▸ Textauszug:
Im Dialog mit der FDP Neuss: Regionale Chancen und Herausforderungen im Bundeshaushalt
Dieser Artikel erschien am 24.10.2024 in der Rheinischen Post.
Otto Fricke hat den Entwurf für den Bundeshaushalt schon mehrfach durchgeackert, jetzt tat er es für die FDP Neuss noch einmal. Der Stadtverband hatte den Haushaltsexperten der FDP-Bundestagsfraktion nämlich eingeladen, um von ihm zu hören, welche Bedeutung das Zahlenwerk für die regionale Entwicklung hat. Fündig wurde Fricke etwa im Etat für den Ausbau von Autobahnen und Fernstraßen – allerdings nicht unter dem Suchbegriff Neuss sondern Krefeld. „Seid froh“, sagte er am Mittwochabend an die Adresse der etwa 25 FDP-Mitglieder im Drusus One, „dass der sechsspurige Ausbau der A 57 bei Euch schon durch ist.“ In Krefeld läuft er nämlich gerade und macht die A 57 zur Staufalle.
Die FDP erlebte Fricke als Politiker, der Diskussionen mehr mag als Vorträge, der noch an das Gute in der Berliner Ampel-Koalition glaubt und ein Fan kommunaler Selbstverwaltung ist. Die Vielfalt der Förderprogramme von Bund und Land würde er auslichten und das Geld lieber direkt den Kommunen geben, damit die selbst entscheiden können. „Warum“, fragte er beispielsweise, „gibt es im Bundeshaushalt ein Fahrradparkhaus-Programm? Ist das unsere Aufgabe?“
Fricke erwies sich aber auch als Kenner der Niederlande. Auf die kam er zu sprechen, als der FDP-Vorsitzende Cornel Janßen wissen wollte, was man beim Thema Wohnungsbau vom Nachbarland lernen könne. Fricke fielen aus dem Stand vier Punkte ein: Kleinere Grundstücke, mehr serielles Bauen, die Möglichkeit, auch am Rand von Gewerbegebieten Wohnraum zuzulassen und vor allem: „Pfeif auf den Keller“. Das sei die teuerste Etage jedes Hauses und oft überflüssig.

▸ Angezeigte Daten:
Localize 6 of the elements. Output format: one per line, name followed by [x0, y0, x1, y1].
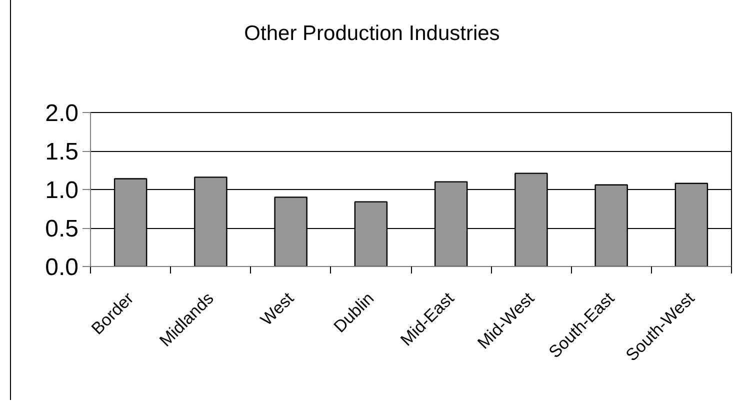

▸ Aufgaben:
1/ Wie viele FDP-Mitglieder hörten laut dem Artikel über Otto Frickes Besuch bei der FDP Neuss ungefähr im Drusus One zu?
2/ Schreib den Artikel über Otto Frickes Besuch bei der FDP Neuss nach seinem letzten Satz weiter.
Die Daten braucht man hier nicht.

▸ Lösungen:
1/ Etwa 25.

2/
Bevor das Thema Bundesetat im Zusammenhang mit dem Strukturwandel im Rheinischen Braunkohlerevier diskutiert wurde, wurde der Krefelder Abgeordnete um einen Bericht aus Berlin gebeten. Er sprach von „viel Misstrauen“, „gegenseitigen Forderungen“, schlechten Popularitätswerten für die Koalition und einer FDP, die in Umfragen derzeit „unter der Kante“ liegt, also laut Umfragen an der Fünf-Prozent-Hürde scheitern und den Einzug ins Parlament verpassen könnte. Aber Fricke konnte im „FDP-Werbeblock“, wie er es nannte, auch Erfolge der Liberalen (etwa beim Bürokratieabbau) melden und zudem etwas Optimismus verbreiten. Beispiel dafür: Anders als Spitzenpolitiker der anderen Regierungsparteien sei Christian Lindner als Frontmann der FDP unangefochten. Das sei ein Pluspunkt.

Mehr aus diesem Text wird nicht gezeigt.